INSTRUCTION ▸ Where a line contains the string "xlabel", copy that line.

TASK MATERIAL ▸
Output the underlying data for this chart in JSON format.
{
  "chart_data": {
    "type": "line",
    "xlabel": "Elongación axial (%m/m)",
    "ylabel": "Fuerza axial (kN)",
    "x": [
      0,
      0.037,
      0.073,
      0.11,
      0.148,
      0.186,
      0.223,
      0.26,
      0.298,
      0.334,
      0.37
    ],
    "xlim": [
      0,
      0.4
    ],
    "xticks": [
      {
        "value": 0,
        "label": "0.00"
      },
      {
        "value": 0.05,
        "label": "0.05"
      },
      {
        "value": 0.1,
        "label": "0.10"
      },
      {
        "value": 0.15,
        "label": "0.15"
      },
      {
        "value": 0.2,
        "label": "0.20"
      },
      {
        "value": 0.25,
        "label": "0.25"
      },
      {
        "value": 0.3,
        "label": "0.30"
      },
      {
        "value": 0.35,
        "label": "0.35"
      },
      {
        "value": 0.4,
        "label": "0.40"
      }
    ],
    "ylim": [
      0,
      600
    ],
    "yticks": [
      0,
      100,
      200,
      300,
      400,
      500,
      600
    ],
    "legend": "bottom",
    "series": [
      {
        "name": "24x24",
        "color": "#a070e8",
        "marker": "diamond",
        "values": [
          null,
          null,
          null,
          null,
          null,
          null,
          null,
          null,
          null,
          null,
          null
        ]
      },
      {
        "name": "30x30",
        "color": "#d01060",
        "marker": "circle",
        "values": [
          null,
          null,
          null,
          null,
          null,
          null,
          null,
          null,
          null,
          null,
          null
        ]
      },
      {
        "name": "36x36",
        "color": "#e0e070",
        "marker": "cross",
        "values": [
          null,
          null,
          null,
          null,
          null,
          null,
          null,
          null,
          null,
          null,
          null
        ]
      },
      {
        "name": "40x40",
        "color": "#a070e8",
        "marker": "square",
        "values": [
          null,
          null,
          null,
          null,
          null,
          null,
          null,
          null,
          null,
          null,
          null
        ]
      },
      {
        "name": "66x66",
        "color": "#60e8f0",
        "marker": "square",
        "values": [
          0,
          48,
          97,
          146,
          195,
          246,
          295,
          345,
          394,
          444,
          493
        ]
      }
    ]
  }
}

...

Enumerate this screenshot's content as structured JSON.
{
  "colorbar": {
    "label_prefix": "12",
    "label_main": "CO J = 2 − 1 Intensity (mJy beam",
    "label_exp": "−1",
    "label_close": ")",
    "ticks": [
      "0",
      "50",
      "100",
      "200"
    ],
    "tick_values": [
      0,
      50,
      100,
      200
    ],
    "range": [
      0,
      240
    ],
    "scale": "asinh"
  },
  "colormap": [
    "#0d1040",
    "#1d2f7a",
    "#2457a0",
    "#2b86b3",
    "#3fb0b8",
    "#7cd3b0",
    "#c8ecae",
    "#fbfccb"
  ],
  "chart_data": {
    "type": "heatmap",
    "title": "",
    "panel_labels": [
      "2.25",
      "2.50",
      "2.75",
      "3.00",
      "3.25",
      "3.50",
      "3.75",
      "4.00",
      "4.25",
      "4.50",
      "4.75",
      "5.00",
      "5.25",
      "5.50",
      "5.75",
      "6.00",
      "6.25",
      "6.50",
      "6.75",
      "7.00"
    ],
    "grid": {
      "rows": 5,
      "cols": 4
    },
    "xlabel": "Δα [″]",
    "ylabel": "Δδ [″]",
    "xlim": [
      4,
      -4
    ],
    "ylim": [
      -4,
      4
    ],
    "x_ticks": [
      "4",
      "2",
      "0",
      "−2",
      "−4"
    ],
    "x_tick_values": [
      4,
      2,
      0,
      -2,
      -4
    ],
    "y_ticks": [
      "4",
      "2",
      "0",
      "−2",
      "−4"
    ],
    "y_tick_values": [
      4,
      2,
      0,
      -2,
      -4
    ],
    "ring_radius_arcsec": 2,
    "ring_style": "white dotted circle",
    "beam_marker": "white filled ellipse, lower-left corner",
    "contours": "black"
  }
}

SOLUTION TO THIS PROBLEM ▸
    "xlabel": "Elongación axial (%m/m)",
    "xlabel": "Δα [″]",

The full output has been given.